> [WHAT YOU SHOULD DO]: Give the entries again exactly, every one of them.

> [DATA PROVIDED]:
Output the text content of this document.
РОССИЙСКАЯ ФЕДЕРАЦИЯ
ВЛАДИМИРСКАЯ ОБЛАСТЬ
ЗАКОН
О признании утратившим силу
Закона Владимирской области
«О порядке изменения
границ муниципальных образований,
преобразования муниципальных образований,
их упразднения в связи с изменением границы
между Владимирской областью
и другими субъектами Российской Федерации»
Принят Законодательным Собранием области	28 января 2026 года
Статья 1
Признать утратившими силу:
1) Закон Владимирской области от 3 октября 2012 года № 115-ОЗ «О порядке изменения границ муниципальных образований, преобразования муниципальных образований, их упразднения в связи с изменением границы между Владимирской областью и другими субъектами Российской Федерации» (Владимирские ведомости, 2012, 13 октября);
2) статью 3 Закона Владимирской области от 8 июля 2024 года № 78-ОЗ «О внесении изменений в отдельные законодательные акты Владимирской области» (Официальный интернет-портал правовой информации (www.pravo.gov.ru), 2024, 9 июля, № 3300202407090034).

> [FULL SOLUTION]:
Output the text content of this document.
РОССИЙСКАЯ ФЕДЕРАЦИЯ
ВЛАДИМИРСКАЯ ОБЛАСТЬ
ЗАКОН
О признании утратившим силу
Закона Владимирской области
«О порядке изменения
границ муниципальных образований,
преобразования муниципальных образований,
их упразднения в связи с изменением границы
между Владимирской областью
и другими субъектами Российской Федерации»
Принят Законодательным Собранием области	28 января 2026 года
Статья 1
Признать утратившими силу:
1) Закон Владимирской области от 3 октября 2012 года № 115-ОЗ «О порядке изменения границ муниципальных образований, преобразования муниципальных образований, их упразднения в связи с изменением границы между Владимирской областью и другими субъектами Российской Федерации» (Владимирские ведомости, 2012, 13 октября);
2) статью 3 Закона Владимирской области от 8 июля 2024 года № 78-ОЗ «О внесении изменений в отдельные законодательные акты Владимирской области» (Официальный интернет-портал правовой информации (www.pravo.gov.ru), 2024, 9 июля, № 3300202407090034).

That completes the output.